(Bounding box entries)
* * * * *
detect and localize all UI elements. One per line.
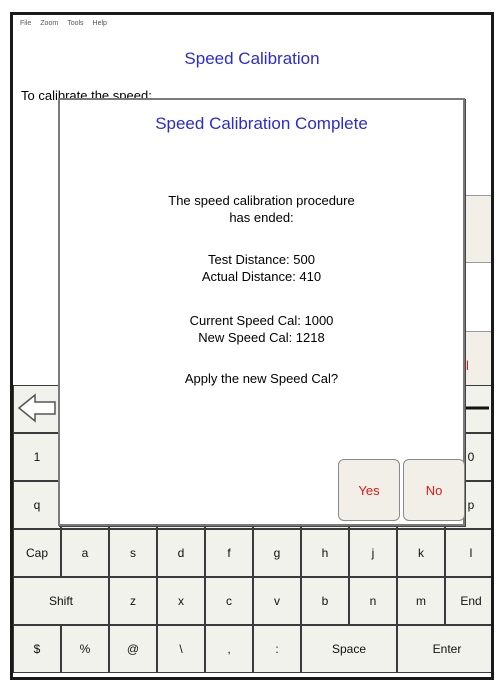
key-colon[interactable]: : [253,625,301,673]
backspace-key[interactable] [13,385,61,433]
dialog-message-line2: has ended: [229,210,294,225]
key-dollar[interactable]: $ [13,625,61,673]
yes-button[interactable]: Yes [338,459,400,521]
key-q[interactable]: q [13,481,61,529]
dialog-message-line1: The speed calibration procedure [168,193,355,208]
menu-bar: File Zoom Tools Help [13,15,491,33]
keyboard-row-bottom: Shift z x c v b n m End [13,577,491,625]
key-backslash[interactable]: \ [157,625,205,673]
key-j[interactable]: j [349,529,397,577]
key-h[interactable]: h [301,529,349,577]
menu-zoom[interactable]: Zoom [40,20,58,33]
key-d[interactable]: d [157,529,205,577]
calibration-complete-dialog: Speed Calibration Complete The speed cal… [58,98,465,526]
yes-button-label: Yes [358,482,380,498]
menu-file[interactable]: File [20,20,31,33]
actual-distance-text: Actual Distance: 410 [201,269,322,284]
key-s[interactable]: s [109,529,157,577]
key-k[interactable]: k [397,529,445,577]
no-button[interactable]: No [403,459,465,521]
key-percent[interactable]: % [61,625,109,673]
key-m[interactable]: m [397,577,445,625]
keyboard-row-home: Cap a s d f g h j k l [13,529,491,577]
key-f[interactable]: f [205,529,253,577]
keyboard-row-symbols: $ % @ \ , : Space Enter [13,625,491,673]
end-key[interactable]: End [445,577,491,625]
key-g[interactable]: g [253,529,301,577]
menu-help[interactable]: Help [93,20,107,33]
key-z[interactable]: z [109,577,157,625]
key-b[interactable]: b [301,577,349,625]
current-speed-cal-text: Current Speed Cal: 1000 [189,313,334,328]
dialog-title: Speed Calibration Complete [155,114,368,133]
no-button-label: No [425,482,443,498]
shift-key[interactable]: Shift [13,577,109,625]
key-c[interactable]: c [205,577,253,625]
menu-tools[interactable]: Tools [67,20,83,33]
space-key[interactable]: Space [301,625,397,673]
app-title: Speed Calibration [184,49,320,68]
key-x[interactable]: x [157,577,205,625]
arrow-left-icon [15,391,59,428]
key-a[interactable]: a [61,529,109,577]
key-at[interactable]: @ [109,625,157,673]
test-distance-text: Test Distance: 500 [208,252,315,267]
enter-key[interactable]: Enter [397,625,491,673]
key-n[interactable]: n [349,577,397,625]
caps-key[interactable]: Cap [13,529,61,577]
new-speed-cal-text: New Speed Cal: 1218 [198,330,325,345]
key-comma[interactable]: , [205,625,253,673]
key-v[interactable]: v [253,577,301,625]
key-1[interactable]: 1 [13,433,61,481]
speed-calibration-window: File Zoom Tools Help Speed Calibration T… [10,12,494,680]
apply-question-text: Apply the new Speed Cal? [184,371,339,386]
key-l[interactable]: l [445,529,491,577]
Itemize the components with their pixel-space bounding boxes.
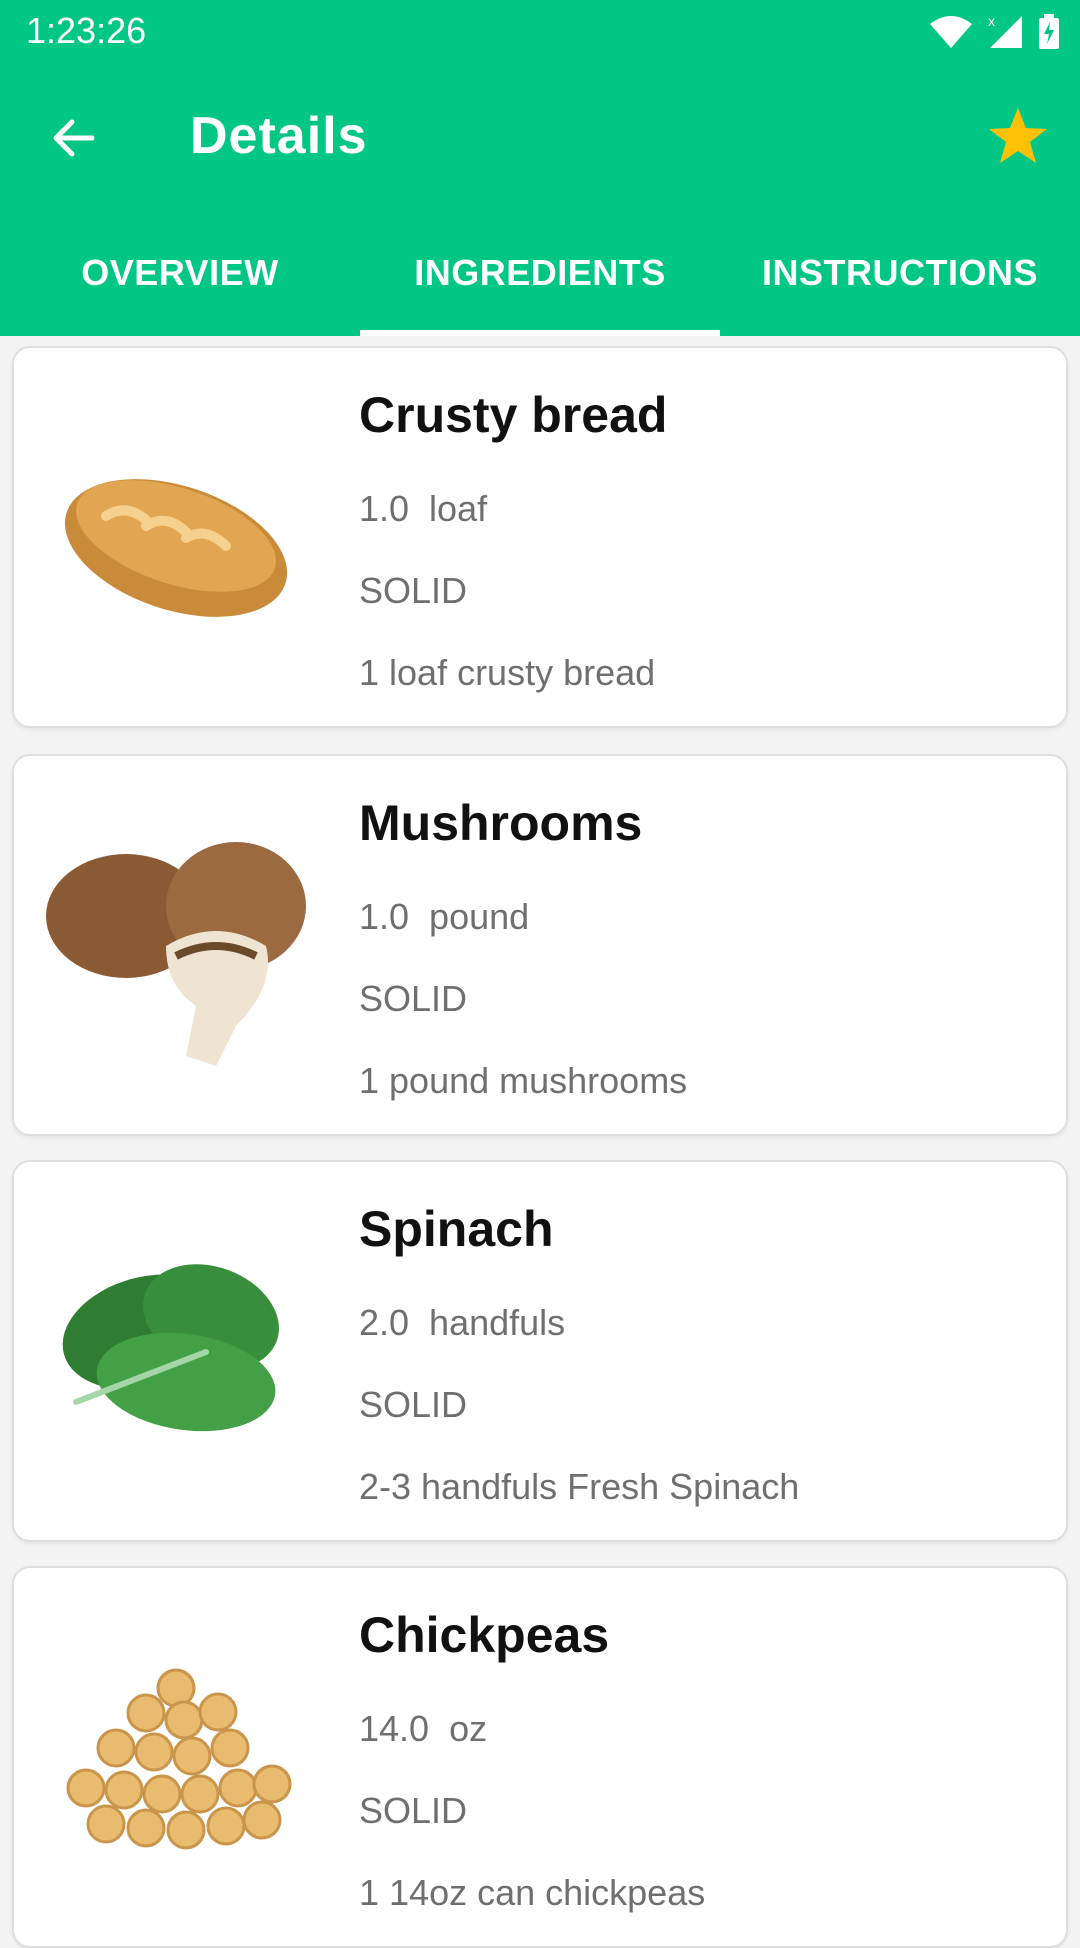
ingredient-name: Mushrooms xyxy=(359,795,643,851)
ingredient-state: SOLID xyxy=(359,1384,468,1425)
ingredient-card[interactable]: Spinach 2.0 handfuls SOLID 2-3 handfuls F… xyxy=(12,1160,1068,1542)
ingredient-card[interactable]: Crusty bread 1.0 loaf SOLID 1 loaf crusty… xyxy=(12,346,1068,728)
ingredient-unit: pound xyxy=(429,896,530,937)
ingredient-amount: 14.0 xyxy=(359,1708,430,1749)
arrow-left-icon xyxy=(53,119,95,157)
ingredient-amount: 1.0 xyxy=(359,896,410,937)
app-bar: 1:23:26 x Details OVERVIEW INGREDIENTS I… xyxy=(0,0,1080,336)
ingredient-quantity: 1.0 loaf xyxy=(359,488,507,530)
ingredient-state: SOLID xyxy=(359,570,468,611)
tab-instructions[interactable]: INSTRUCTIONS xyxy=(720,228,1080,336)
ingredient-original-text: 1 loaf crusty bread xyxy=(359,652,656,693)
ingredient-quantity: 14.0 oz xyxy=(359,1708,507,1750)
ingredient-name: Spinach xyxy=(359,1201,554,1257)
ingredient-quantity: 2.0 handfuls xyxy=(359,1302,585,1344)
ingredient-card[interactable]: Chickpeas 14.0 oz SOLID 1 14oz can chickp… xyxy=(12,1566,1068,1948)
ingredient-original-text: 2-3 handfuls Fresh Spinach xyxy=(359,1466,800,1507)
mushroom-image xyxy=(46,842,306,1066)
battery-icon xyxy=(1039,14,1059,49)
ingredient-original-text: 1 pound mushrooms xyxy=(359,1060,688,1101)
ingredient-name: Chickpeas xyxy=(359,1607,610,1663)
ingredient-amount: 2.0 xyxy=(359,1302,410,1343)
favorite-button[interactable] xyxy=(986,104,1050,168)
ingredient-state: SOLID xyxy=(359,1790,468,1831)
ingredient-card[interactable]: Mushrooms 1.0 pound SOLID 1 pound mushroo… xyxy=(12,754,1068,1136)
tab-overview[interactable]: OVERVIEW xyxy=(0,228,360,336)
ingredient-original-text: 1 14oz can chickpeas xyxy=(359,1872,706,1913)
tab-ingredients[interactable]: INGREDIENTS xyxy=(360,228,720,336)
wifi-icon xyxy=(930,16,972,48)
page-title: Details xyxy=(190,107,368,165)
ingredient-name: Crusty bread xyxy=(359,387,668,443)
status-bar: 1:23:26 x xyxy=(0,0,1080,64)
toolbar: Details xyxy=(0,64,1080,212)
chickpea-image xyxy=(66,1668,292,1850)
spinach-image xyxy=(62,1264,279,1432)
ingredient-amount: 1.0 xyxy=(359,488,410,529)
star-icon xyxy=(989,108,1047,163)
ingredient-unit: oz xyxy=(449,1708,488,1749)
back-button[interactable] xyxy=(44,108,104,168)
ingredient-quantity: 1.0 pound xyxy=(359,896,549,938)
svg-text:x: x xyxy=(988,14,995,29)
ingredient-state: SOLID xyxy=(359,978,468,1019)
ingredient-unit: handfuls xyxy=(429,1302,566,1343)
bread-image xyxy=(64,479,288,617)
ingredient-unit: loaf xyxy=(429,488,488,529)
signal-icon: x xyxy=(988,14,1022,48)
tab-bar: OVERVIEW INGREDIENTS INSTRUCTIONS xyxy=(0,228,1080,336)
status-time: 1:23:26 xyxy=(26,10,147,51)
* * * * *
Your goal
Recast every line of the entries above as a Markdown table with the columns "Row" and "Line," numbering each row and skipping blank lines. Leave the pictures out of the answer.

Answer for this exercise
| Row | Line |
|---|---|
| 1 | detect and localize all UI elements. One per line. |
| 2 | key-colon[interactable]: : [253,625,301,673] |
| 3 | backspace-key[interactable] [13,385,61,433] |
| 4 | dialog-message-line2: has ended: [229,210,294,225] |
| 5 | key-dollar[interactable]: $ [13,625,61,673] |
| 6 | yes-button[interactable]: Yes [338,459,400,521] |
| 7 | key-q[interactable]: q [13,481,61,529] |
| 8 | dialog-message-line1: The speed calibration procedure [168,193,355,208] |
| 9 | menu-bar: File Zoom Tools Help [13,15,491,33] |
| 10 | keyboard-row-bottom: Shift z x c v b n m End [13,577,491,625] |
| 11 | key-backslash[interactable]: \ [157,625,205,673] |
| 12 | key-j[interactable]: j [349,529,397,577] |
| 13 | key-h[interactable]: h [301,529,349,577] |
| 14 | menu-zoom[interactable]: Zoom [40,20,58,33] |
| 15 | key-d[interactable]: d [157,529,205,577] |
| 16 | calibration-complete-dialog: Speed Calibration Complete The speed cal… [58,98,465,526] |
| 17 | yes-button-label: Yes [358,482,380,498] |
| 18 | menu-file[interactable]: File [20,20,31,33] |
| 19 | actual-distance-text: Actual Distance: 410 [201,269,322,284] |
| 20 | key-s[interactable]: s [109,529,157,577] |
| 21 | key-k[interactable]: k [397,529,445,577] |
| 22 | no-button[interactable]: No [403,459,465,521] |
| 23 | key-percent[interactable]: % [61,625,109,673] |
| 24 | key-m[interactable]: m [397,577,445,625] |
| 25 | keyboard-row-home: Cap a s d f g h j k l [13,529,491,577] |
| 26 | key-f[interactable]: f [205,529,253,577] |
| 27 | keyboard-row-symbols: $ % @ \ , : Space Enter [13,625,491,673] |
| 28 | end-key[interactable]: End [445,577,491,625] |
| 29 | key-g[interactable]: g [253,529,301,577] |
| 30 | menu-help[interactable]: Help [93,20,107,33] |
| 31 | key-z[interactable]: z [109,577,157,625] |
| 32 | key-b[interactable]: b [301,577,349,625] |
| 33 | current-speed-cal-text: Current Speed Cal: 1000 [189,313,334,328] |
| 34 | dialog-title: Speed Calibration Complete [155,114,368,133] |
| 35 | no-button-label: No [425,482,443,498] |
| 36 | shift-key[interactable]: Shift [13,577,109,625] |
| 37 | key-c[interactable]: c [205,577,253,625] |
| 38 | menu-tools[interactable]: Tools [67,20,83,33] |
| 39 | space-key[interactable]: Space [301,625,397,673] |
| 40 | app-title: Speed Calibration [184,49,320,68] |
| 41 | key-x[interactable]: x [157,577,205,625] |
| 42 | arrow-left-icon [15,391,59,428] |
| 43 | key-a[interactable]: a [61,529,109,577] |
| 44 | key-at[interactable]: @ [109,625,157,673] |
| 45 | test-distance-text: Test Distance: 500 [208,252,315,267] |
| 46 | enter-key[interactable]: Enter [397,625,491,673] |
| 47 | key-n[interactable]: n [349,577,397,625] |
| 48 | caps-key[interactable]: Cap [13,529,61,577] |
| 49 | new-speed-cal-text: New Speed Cal: 1218 [198,330,325,345] |
| 50 | key-comma[interactable]: , [205,625,253,673] |
| 51 | key-v[interactable]: v [253,577,301,625] |
| 52 | key-1[interactable]: 1 [13,433,61,481] |
| 53 | speed-calibration-window: File Zoom Tools Help Speed Calibration T… [10,12,494,680] |
| 54 | apply-question-text: Apply the new Speed Cal? [184,371,339,386] |
| 55 | key-l[interactable]: l [445,529,491,577] |
| 56 | Itemize the components with their pixel-space bounding boxes. |
| 57 | ingredient-name: Mushrooms xyxy=(359,795,643,851) |
| 58 | ingredient-state: SOLID xyxy=(359,1384,468,1425) |
| 59 | ingredient-card[interactable]: Spinach 2.0 handfuls SOLID 2-3 handfuls F… xyxy=(12,1160,1068,1542) |
| 60 | ingredient-card[interactable]: Crusty bread 1.0 loaf SOLID 1 loaf crusty… xyxy=(12,346,1068,728) |
| 61 | ingredient-unit: pound xyxy=(429,896,530,937) |
| 62 | ingredient-amount: 14.0 xyxy=(359,1708,430,1749) |
| 63 | arrow-left-icon xyxy=(53,119,95,157) |
| 64 | ingredient-amount: 1.0 xyxy=(359,896,410,937) |
| 65 | app-bar: 1:23:26 x Details OVERVIEW INGREDIENTS I… xyxy=(0,0,1080,336) |
| 66 | ingredient-quantity: 1.0 loaf xyxy=(359,488,507,530) |
| 67 | ingredient-state: SOLID xyxy=(359,570,468,611) |
| 68 | tab-instructions[interactable]: INSTRUCTIONS xyxy=(720,228,1080,336) |
| 69 | ingredient-original-text: 1 loaf crusty bread xyxy=(359,652,656,693) |
| 70 | ingredient-quantity: 14.0 oz xyxy=(359,1708,507,1750) |
| 71 | ingredient-name: Spinach xyxy=(359,1201,554,1257) |
| 72 | ingredient-quantity: 2.0 handfuls xyxy=(359,1302,585,1344) |
| 73 | ingredient-card[interactable]: Chickpeas 14.0 oz SOLID 1 14oz can chickp… xyxy=(12,1566,1068,1948) |
| 74 | ingredient-original-text: 2-3 handfuls Fresh Spinach xyxy=(359,1466,800,1507) |
| 75 | mushroom-image xyxy=(46,842,306,1066) |
| 76 | battery-icon xyxy=(1039,14,1059,49) |
| 77 | ingredient-original-text: 1 pound mushrooms xyxy=(359,1060,688,1101) |
| 78 | ingredient-name: Chickpeas xyxy=(359,1607,610,1663) |
| 79 | ingredient-amount: 2.0 xyxy=(359,1302,410,1343) |
| 80 | favorite-button[interactable] xyxy=(986,104,1050,168) |
| 81 | ingredient-state: SOLID xyxy=(359,1790,468,1831) |
| 82 | ingredient-card[interactable]: Mushrooms 1.0 pound SOLID 1 pound mushroo… xyxy=(12,754,1068,1136) |
| 83 | tab-overview[interactable]: OVERVIEW xyxy=(0,228,360,336) |
| 84 | ingredient-original-text: 1 14oz can chickpeas xyxy=(359,1872,706,1913) |
| 85 | tab-ingredients[interactable]: INGREDIENTS xyxy=(360,228,720,336) |
| 86 | wifi-icon xyxy=(930,16,972,48) |
| 87 | page-title: Details xyxy=(190,107,368,165) |
| 88 | ingredient-name: Crusty bread xyxy=(359,387,668,443) |
| 89 | status-bar: 1:23:26 x xyxy=(0,0,1080,64) |
| 90 | toolbar: Details xyxy=(0,64,1080,212) |
| 91 | chickpea-image xyxy=(66,1668,292,1850) |
| 92 | spinach-image xyxy=(62,1264,279,1432) |
| 93 | ingredient-amount: 1.0 xyxy=(359,488,410,529) |
| 94 | star-icon xyxy=(989,108,1047,163) |
| 95 | ingredient-unit: oz xyxy=(449,1708,488,1749) |
| 96 | back-button[interactable] xyxy=(44,108,104,168) |
| 97 | ingredient-quantity: 1.0 pound xyxy=(359,896,549,938) |
| 98 | svg-text:x: x xyxy=(988,14,995,29) |
| 99 | ingredient-state: SOLID xyxy=(359,978,468,1019) |
| 100 | ingredient-unit: handfuls xyxy=(429,1302,566,1343) |
| 101 | bread-image xyxy=(64,479,288,617) |
| 102 | ingredient-unit: loaf xyxy=(429,488,488,529) |
| 103 | signal-icon: x xyxy=(988,14,1022,48) |
| 104 | tab-bar: OVERVIEW INGREDIENTS INSTRUCTIONS xyxy=(0,228,1080,336) |
| 105 | status-time: 1:23:26 xyxy=(26,10,147,51) |